◆ Your task: Below are the records; copy each line in them that holds the word "title".

(Figure data in JSON)
+--

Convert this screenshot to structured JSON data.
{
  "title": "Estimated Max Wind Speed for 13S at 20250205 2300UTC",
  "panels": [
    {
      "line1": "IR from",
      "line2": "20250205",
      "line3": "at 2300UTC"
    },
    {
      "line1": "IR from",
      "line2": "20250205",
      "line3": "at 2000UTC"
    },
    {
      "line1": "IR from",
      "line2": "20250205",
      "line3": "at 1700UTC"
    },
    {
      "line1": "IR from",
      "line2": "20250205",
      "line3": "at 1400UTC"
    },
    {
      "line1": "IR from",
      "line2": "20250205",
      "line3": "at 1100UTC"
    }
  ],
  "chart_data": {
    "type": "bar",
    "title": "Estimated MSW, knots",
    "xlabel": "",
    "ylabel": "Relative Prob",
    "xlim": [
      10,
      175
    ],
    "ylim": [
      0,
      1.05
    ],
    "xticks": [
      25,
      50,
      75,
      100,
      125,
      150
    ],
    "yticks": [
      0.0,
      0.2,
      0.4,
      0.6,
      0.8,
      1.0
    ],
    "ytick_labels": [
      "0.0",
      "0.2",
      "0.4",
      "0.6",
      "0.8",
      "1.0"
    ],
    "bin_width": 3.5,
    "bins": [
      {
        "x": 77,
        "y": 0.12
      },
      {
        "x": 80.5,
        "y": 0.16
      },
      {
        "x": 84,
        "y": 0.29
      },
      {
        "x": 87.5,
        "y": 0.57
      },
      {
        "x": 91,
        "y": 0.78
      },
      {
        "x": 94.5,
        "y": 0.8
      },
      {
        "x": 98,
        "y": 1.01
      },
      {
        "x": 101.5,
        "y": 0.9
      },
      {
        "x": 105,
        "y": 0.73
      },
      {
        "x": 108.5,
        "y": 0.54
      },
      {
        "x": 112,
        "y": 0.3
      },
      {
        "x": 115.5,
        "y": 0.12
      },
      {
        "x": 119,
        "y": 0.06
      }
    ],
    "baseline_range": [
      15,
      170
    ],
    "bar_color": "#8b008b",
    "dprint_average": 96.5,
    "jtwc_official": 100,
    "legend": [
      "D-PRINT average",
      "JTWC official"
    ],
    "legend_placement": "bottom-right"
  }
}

+--

◆ Worked answer:
  "title": "Estimated Max Wind Speed for 13S at 20250205 2300UTC",
    "title": "Estimated MSW, knots",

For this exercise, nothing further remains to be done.